Problem:
Each entry that follows is to be retyped exactly. Pictures do not belong in the copy.

Source records:

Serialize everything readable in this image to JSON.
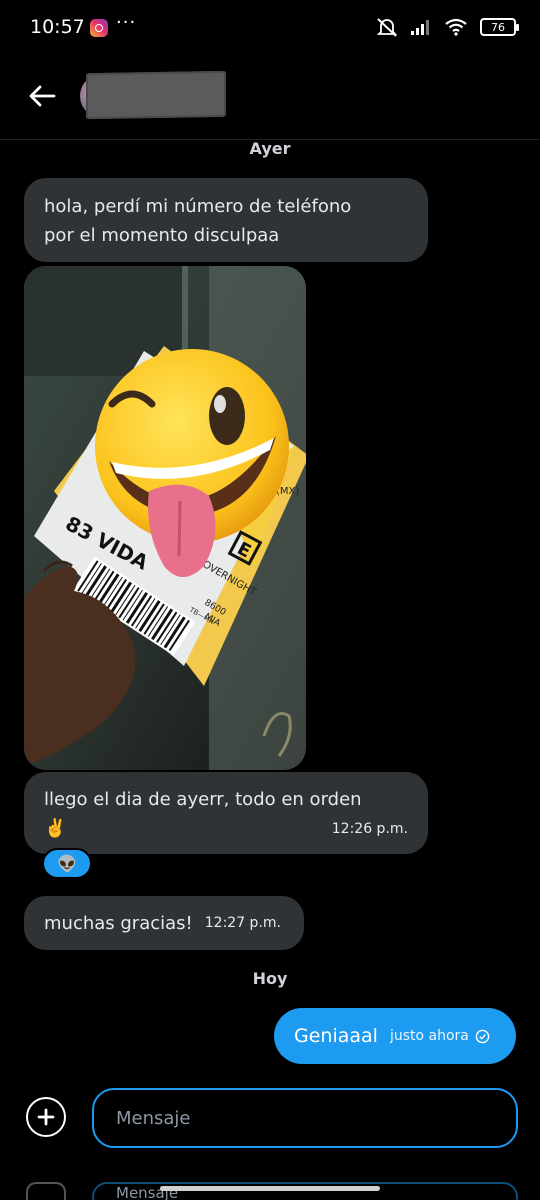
{
  "status_bar": {
    "time": "10:57",
    "more": "···",
    "battery": "76"
  },
  "header": {
    "contact_name": ""
  },
  "days": {
    "yesterday": "Ayer",
    "today": "Hoy"
  },
  "messages": {
    "m1": {
      "line1": "hola, perdí mi número de teléfono",
      "line2": "por el momento disculpaa"
    },
    "m3": {
      "line1": "llego el dia de ayerr,  todo en orden",
      "emoji": "✌️",
      "time": "12:26 p.m.",
      "reaction": "👽"
    },
    "m4": {
      "text": "muchas gracias!",
      "time": "12:27 p.m."
    },
    "m5": {
      "text": "Geniaaal",
      "time": "justo ahora"
    }
  },
  "photo": {
    "emoji": "😜",
    "label_number": "83 VIDA",
    "label_service": "OVERNIGHT",
    "label_code": "(MX)",
    "label_box": "E",
    "label_small1": "TB—MX",
    "label_small2": "8600",
    "label_small3": "MIA"
  },
  "composer": {
    "placeholder": "Mensaje",
    "ghost_text": "Mensaje"
  },
  "colors": {
    "accent": "#1d9bf0",
    "bubble_in": "#2f3336",
    "background": "#000000"
  }
}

Response for this exercise:
Serialize everything readable in this image to JSON.
{
  "status_bar": {
    "time": "10:57",
    "more": "···",
    "battery": "76"
  },
  "header": {
    "contact_name": ""
  },
  "days": {
    "yesterday": "Ayer",
    "today": "Hoy"
  },
  "messages": {
    "m1": {
      "line1": "hola, perdí mi número de teléfono",
      "line2": "por el momento disculpaa"
    },
    "m3": {
      "line1": "llego el dia de ayerr,  todo en orden",
      "emoji": "✌️",
      "time": "12:26 p.m.",
      "reaction": "👽"
    },
    "m4": {
      "text": "muchas gracias!",
      "time": "12:27 p.m."
    },
    "m5": {
      "text": "Geniaaal",
      "time": "justo ahora"
    }
  },
  "photo": {
    "emoji": "😜",
    "label_number": "83 VIDA",
    "label_service": "OVERNIGHT",
    "label_code": "(MX)",
    "label_box": "E",
    "label_small1": "TB—MX",
    "label_small2": "8600",
    "label_small3": "MIA"
  },
  "composer": {
    "placeholder": "Mensaje",
    "ghost_text": "Mensaje"
  },
  "colors": {
    "accent": "#1d9bf0",
    "bubble_in": "#2f3336",
    "background": "#000000"
  }
}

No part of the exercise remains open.